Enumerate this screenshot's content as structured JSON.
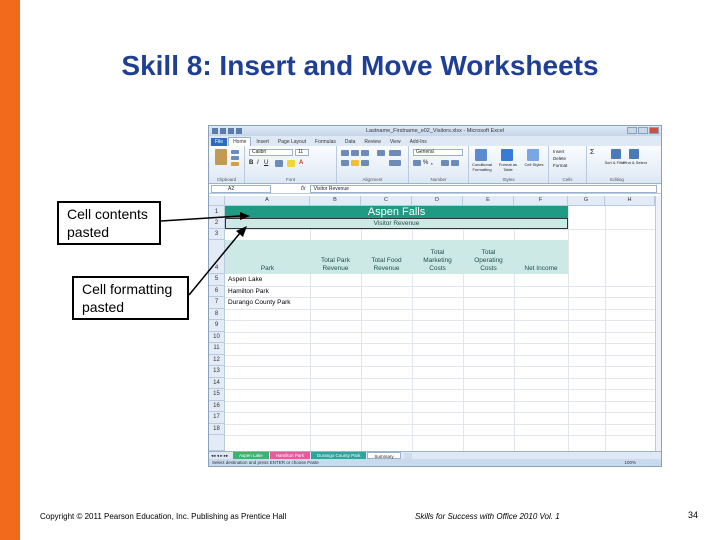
{
  "slide": {
    "title": "Skill 8: Insert and Move Worksheets",
    "callout_contents": "Cell contents pasted",
    "callout_formatting": "Cell formatting pasted",
    "copyright": "Copyright © 2011 Pearson Education, Inc. Publishing as Prentice Hall",
    "book": "Skills for Success with Office 2010 Vol. 1",
    "page_number": "34",
    "accent_color": "#f26b1d",
    "title_color": "#1f3f95"
  },
  "excel": {
    "window_title": "Lastname_Firstname_e02_Visitors.xlsx - Microsoft Excel",
    "tabs": [
      "File",
      "Home",
      "Insert",
      "Page Layout",
      "Formulas",
      "Data",
      "Review",
      "View",
      "Add-Ins"
    ],
    "ribbon_groups": [
      "Clipboard",
      "Font",
      "Alignment",
      "Number",
      "Styles",
      "Cells",
      "Editing"
    ],
    "font_name": "Calibri",
    "font_size": "11",
    "number_format": "General",
    "style_buttons": [
      "Conditional Formatting",
      "Format as Table",
      "Cell Styles"
    ],
    "cells_buttons": [
      "Insert",
      "Delete",
      "Format"
    ],
    "editing_buttons": [
      "Sort & Filter",
      "Find & Select"
    ],
    "name_box": "A2",
    "fx_symbol": "fx",
    "formula_value": "Visitor Revenue",
    "columns": [
      "A",
      "B",
      "C",
      "D",
      "E",
      "F",
      "G",
      "H"
    ],
    "rows": [
      "1",
      "2",
      "3",
      "4",
      "5",
      "6",
      "7",
      "8",
      "9",
      "10",
      "11",
      "12",
      "13",
      "14",
      "15",
      "16",
      "17",
      "18"
    ],
    "a1_title": "Aspen Falls",
    "a2_subtitle": "Visitor Revenue",
    "headers": {
      "park": "Park",
      "total_park_1": "Total Park",
      "total_park_2": "Revenue",
      "total_food_1": "Total Food",
      "total_food_2": "Revenue",
      "total_marketing_0": "Total",
      "total_marketing_1": "Marketing",
      "total_marketing_2": "Costs",
      "total_operating_0": "Total",
      "total_operating_1": "Operating",
      "total_operating_2": "Costs",
      "net_income": "Net Income"
    },
    "parks": [
      "Aspen Lake",
      "Hamilton Park",
      "Durango County Park"
    ],
    "sheet_tabs": [
      "Aspen Lake",
      "Hamilton Park",
      "Durango County Park",
      "Summary"
    ],
    "status_text": "Select destination and press ENTER or choose Paste",
    "zoom": "100%",
    "colors": {
      "band": "#1f9a83",
      "band_light": "#cde9e6"
    }
  }
}
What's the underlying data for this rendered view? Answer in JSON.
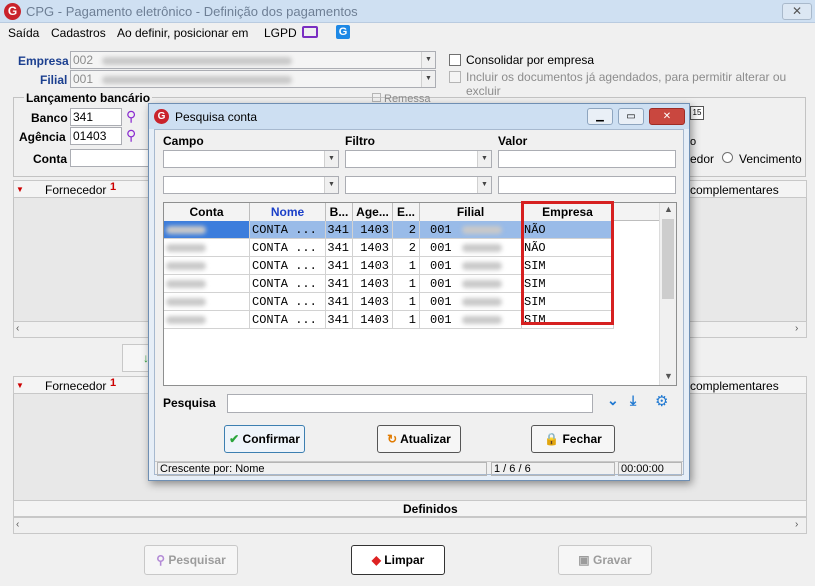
{
  "main": {
    "title": "CPG - Pagamento eletrônico - Definição dos pagamentos",
    "menu": [
      "Saída",
      "Cadastros",
      "Ao definir, posicionar em",
      "LGPD"
    ],
    "empresa_label": "Empresa",
    "empresa_value": "002",
    "filial_label": "Filial",
    "filial_value": "001",
    "consolidar_label": "Consolidar por empresa",
    "incluir_label": "Incluir os documentos já agendados, para permitir alterar ou excluir",
    "lancamento_label": "Lançamento bancário",
    "remessa_label": "Remessa",
    "banco_label": "Banco",
    "banco_value": "341",
    "agencia_label": "Agência",
    "agencia_value": "01403",
    "conta_label": "Conta",
    "radio_fornecedor": "edor",
    "radio_vencimento": "Vencimento",
    "fornecedor_col": "Fornecedor",
    "fornecedor_sort": "1",
    "complementares_col": "complementares",
    "definidos_label": "Definidos",
    "btn_pesquisar": "Pesquisar",
    "btn_limpar": "Limpar",
    "btn_gravar": "Gravar"
  },
  "dialog": {
    "title": "Pesquisa conta",
    "campo_label": "Campo",
    "filtro_label": "Filtro",
    "valor_label": "Valor",
    "columns": [
      "Conta",
      "Nome",
      "B...",
      "Age...",
      "E...",
      "Filial",
      "Empresa Comp."
    ],
    "rows": [
      {
        "nome": "CONTA ...",
        "banco": "341",
        "agencia": "1403",
        "e": "2",
        "filial": "001",
        "empresa_comp": "NÃO"
      },
      {
        "nome": "CONTA ...",
        "banco": "341",
        "agencia": "1403",
        "e": "2",
        "filial": "001",
        "empresa_comp": "NÃO"
      },
      {
        "nome": "CONTA ...",
        "banco": "341",
        "agencia": "1403",
        "e": "1",
        "filial": "001",
        "empresa_comp": "SIM"
      },
      {
        "nome": "CONTA ...",
        "banco": "341",
        "agencia": "1403",
        "e": "1",
        "filial": "001",
        "empresa_comp": "SIM"
      },
      {
        "nome": "CONTA ...",
        "banco": "341",
        "agencia": "1403",
        "e": "1",
        "filial": "001",
        "empresa_comp": "SIM"
      },
      {
        "nome": "CONTA ...",
        "banco": "341",
        "agencia": "1403",
        "e": "1",
        "filial": "001",
        "empresa_comp": "SIM"
      }
    ],
    "pesquisa_label": "Pesquisa",
    "btn_confirmar": "Confirmar",
    "btn_atualizar": "Atualizar",
    "btn_fechar": "Fechar",
    "status_sort": "Crescente por: Nome",
    "status_count": "1 / 6 / 6",
    "status_time": "00:00:00"
  },
  "colors": {
    "highlight_box": "#d62020",
    "selected_row": "#99bbe8",
    "label_blue": "#1b3f8f"
  }
}
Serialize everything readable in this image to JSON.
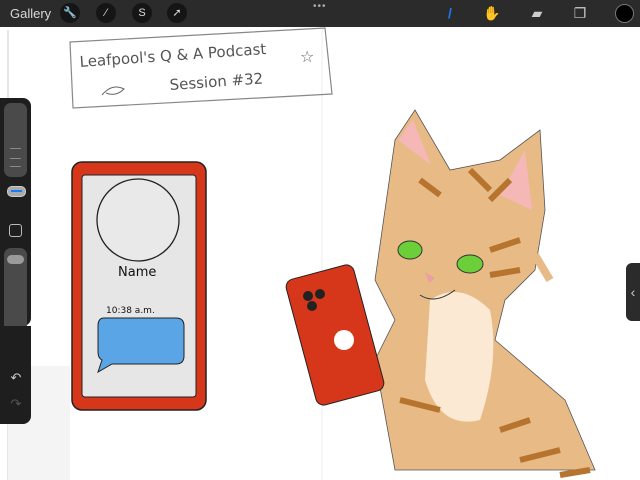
{
  "toolbar": {
    "gallery_label": "Gallery",
    "left_tools": [
      {
        "name": "wrench-icon",
        "glyph": "🔧"
      },
      {
        "name": "magic-wand-icon",
        "glyph": "⁄"
      },
      {
        "name": "selection-icon",
        "glyph": "S"
      },
      {
        "name": "transform-arrow-icon",
        "glyph": "➚"
      }
    ],
    "more": "•••",
    "right_tools": [
      {
        "name": "brush-icon",
        "glyph": "/"
      },
      {
        "name": "smudge-icon",
        "glyph": "✋"
      },
      {
        "name": "eraser-icon",
        "glyph": "▰"
      },
      {
        "name": "layers-icon",
        "glyph": "❐"
      }
    ],
    "active_color": "#000000",
    "accent": "#1a7cf5"
  },
  "sidebar": {
    "undo": "↶",
    "redo": "↷",
    "brush_size": 0.25,
    "opacity": 0.95
  },
  "handle": "‹",
  "canvas": {
    "title_line1": "Leafpool's Q & A Podcast",
    "title_line2": "Session #32",
    "phone_name": "Name",
    "phone_time": "10:38 a.m."
  }
}
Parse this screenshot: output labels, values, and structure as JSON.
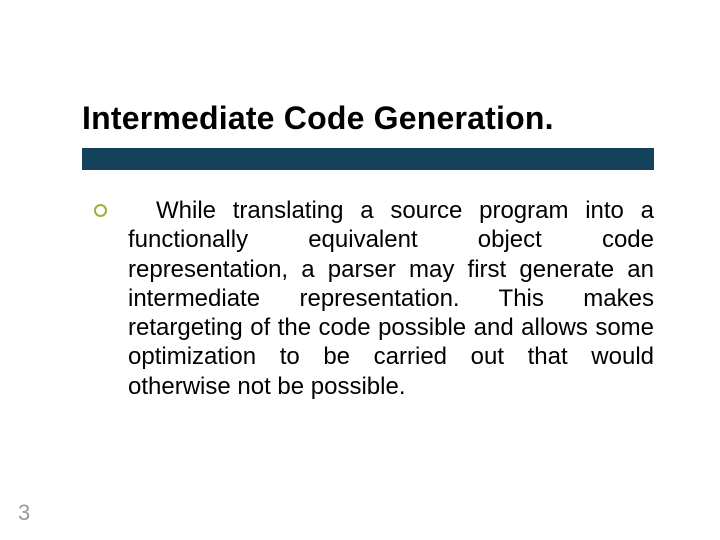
{
  "slide": {
    "title": "Intermediate Code Generation.",
    "body": "While translating a source program into a functionally equivalent object code representation, a parser may first generate an intermediate representation. This makes retargeting of the code possible and allows some optimization to be carried out that would otherwise not be possible.",
    "page_number": "3",
    "colors": {
      "rule": "#14425c",
      "bullet_border": "#9ab23a",
      "page_number": "#9a9a9a"
    }
  }
}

^^^^

> **THE EXERCISE**: List every line in the records above that contains the word "Durango".

> **RESULT FOR THIS TASK**:
      "Durango County Park"
      "Durango County Park",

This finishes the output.